╭──

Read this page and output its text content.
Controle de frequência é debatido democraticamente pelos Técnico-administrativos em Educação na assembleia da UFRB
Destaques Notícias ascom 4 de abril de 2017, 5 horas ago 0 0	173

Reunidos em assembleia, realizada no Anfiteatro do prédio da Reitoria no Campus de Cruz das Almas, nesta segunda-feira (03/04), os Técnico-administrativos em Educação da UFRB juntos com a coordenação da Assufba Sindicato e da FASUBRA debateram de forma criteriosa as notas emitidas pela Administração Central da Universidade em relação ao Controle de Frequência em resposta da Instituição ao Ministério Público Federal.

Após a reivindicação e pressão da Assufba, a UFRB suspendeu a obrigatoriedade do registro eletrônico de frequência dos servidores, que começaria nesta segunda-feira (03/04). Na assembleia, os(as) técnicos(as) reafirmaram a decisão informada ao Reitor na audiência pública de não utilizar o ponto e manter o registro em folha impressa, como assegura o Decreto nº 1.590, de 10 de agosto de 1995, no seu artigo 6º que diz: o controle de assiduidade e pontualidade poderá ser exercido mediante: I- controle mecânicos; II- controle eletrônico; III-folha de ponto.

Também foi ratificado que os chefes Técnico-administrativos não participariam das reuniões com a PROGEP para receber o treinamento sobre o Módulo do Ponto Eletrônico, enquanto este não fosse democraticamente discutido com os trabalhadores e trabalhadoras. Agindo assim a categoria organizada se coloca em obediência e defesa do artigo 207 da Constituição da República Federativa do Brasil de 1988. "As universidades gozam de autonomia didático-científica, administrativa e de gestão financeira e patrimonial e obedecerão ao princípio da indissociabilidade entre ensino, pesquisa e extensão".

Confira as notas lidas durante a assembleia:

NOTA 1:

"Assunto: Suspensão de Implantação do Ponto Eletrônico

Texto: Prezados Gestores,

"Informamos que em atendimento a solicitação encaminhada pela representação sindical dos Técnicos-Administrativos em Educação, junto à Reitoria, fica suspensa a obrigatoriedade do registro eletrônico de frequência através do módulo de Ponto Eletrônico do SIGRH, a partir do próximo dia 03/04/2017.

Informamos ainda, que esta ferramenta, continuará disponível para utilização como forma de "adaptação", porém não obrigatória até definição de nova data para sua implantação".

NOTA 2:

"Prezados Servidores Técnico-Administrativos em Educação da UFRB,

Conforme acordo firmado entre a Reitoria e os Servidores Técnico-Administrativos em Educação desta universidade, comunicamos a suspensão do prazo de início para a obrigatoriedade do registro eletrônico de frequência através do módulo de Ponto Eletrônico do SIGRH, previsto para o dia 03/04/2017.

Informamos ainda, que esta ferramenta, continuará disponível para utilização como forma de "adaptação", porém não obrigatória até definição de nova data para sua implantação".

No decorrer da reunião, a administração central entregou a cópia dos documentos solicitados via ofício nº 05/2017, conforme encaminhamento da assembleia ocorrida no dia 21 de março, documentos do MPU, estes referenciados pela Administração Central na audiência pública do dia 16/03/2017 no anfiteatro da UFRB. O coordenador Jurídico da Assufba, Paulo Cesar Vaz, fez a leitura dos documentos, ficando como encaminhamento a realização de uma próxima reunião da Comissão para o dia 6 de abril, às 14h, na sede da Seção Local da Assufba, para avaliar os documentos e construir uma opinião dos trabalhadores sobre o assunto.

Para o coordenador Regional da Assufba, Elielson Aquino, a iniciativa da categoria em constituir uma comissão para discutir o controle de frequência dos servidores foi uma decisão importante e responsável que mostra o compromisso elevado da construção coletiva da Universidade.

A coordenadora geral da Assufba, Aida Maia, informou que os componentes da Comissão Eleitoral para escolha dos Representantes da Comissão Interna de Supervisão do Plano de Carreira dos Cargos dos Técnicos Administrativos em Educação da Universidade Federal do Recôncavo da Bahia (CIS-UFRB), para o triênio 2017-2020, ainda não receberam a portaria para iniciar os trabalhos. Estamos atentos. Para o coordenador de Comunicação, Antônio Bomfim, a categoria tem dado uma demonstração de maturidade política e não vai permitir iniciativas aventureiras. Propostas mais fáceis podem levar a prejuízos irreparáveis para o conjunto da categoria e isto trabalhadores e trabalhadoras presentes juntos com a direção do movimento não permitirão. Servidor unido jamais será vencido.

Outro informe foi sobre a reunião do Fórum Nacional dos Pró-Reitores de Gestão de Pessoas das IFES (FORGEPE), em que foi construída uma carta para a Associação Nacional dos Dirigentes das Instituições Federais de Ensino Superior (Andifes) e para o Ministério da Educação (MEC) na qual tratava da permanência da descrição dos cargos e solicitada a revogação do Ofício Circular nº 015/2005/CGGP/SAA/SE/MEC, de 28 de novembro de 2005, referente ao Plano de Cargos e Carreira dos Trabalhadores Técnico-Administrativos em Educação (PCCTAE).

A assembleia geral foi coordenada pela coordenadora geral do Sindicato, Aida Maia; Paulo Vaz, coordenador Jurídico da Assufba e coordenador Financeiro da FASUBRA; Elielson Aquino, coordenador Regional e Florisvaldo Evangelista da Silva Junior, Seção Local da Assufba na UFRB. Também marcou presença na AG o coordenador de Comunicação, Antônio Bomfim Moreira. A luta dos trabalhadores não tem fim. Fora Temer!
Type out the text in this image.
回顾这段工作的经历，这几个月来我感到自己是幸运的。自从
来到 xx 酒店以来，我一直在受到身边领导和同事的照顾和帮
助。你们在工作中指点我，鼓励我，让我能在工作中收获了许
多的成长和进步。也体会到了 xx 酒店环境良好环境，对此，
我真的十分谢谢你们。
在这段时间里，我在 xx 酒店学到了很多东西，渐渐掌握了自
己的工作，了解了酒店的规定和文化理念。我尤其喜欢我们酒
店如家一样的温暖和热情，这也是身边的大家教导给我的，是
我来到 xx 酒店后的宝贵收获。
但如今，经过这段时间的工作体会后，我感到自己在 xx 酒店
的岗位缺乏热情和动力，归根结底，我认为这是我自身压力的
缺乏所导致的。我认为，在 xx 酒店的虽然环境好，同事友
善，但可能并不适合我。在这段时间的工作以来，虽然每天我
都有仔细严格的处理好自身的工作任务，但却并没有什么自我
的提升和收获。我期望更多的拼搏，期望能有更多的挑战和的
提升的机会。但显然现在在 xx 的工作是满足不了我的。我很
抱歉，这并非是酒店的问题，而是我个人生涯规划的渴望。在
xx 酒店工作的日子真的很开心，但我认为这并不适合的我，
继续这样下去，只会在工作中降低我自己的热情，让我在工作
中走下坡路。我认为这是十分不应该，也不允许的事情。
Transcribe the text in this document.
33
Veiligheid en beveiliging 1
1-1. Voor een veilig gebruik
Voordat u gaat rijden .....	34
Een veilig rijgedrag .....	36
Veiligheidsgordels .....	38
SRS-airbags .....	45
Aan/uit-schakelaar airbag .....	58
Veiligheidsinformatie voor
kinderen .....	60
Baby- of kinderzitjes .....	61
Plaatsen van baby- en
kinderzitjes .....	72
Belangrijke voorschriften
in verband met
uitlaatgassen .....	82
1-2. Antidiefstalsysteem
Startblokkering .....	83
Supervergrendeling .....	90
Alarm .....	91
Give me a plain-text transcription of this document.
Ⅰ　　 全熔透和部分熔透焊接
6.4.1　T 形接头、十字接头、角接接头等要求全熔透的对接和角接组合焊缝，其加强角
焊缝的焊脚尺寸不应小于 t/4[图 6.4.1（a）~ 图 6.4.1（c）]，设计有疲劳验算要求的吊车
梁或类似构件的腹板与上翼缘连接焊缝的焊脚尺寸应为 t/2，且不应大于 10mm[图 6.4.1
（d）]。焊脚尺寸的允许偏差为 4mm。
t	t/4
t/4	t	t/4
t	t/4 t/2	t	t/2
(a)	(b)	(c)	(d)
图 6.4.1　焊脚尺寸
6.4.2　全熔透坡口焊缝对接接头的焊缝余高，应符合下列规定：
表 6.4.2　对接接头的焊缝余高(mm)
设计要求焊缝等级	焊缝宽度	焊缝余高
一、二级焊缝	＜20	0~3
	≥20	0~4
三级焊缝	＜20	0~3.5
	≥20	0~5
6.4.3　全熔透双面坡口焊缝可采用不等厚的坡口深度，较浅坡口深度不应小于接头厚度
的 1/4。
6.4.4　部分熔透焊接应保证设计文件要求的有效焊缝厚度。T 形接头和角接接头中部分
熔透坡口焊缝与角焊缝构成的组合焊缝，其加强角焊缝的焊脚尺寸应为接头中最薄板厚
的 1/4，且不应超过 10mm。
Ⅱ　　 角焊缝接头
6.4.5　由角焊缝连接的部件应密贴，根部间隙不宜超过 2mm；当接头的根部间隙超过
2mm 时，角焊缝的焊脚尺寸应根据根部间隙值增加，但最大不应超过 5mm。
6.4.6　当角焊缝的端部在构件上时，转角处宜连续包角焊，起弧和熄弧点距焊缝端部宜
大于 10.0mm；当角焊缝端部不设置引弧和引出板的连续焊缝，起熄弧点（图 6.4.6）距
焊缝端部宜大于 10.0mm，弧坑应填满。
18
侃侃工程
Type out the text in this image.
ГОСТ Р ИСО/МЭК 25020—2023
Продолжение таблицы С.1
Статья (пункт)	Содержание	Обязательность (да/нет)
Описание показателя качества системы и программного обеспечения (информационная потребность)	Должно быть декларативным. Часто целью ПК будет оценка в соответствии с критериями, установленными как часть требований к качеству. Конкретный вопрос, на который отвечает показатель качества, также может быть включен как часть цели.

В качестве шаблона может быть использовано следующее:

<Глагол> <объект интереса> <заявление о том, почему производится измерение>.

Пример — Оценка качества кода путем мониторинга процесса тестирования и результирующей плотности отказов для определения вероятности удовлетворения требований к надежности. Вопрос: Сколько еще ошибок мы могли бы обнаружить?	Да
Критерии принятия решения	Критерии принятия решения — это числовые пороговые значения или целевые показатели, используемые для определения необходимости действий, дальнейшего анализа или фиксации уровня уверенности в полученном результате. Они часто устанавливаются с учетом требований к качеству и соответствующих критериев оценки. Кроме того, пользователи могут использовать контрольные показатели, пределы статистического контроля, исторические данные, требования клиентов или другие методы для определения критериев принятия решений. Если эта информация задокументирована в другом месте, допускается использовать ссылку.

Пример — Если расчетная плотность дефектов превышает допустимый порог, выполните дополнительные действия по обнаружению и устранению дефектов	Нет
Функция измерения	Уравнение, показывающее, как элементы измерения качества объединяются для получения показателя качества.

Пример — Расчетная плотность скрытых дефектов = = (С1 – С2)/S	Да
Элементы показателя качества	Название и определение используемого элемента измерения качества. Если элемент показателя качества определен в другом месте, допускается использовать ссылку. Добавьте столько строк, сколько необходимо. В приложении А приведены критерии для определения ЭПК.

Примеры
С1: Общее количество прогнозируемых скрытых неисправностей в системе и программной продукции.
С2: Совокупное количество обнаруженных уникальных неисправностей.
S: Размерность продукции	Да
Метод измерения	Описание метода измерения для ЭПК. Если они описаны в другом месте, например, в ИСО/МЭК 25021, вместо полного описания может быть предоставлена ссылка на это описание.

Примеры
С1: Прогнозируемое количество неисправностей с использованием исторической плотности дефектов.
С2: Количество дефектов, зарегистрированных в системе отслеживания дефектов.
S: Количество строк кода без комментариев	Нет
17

╰──

Task brief:
Pick out lines containing the word "плотности", each one as written.

Exercise response:
Пример — Оценка качества кода путем мониторинга процесса тестирования и результирующей плотности отказов для определения вероятности удовлетворения требований к надежности. Вопрос: Сколько еще ошибок мы могли бы обнаружить?	Да
С1: Прогнозируемое количество неисправностей с использованием исторической плотности дефектов.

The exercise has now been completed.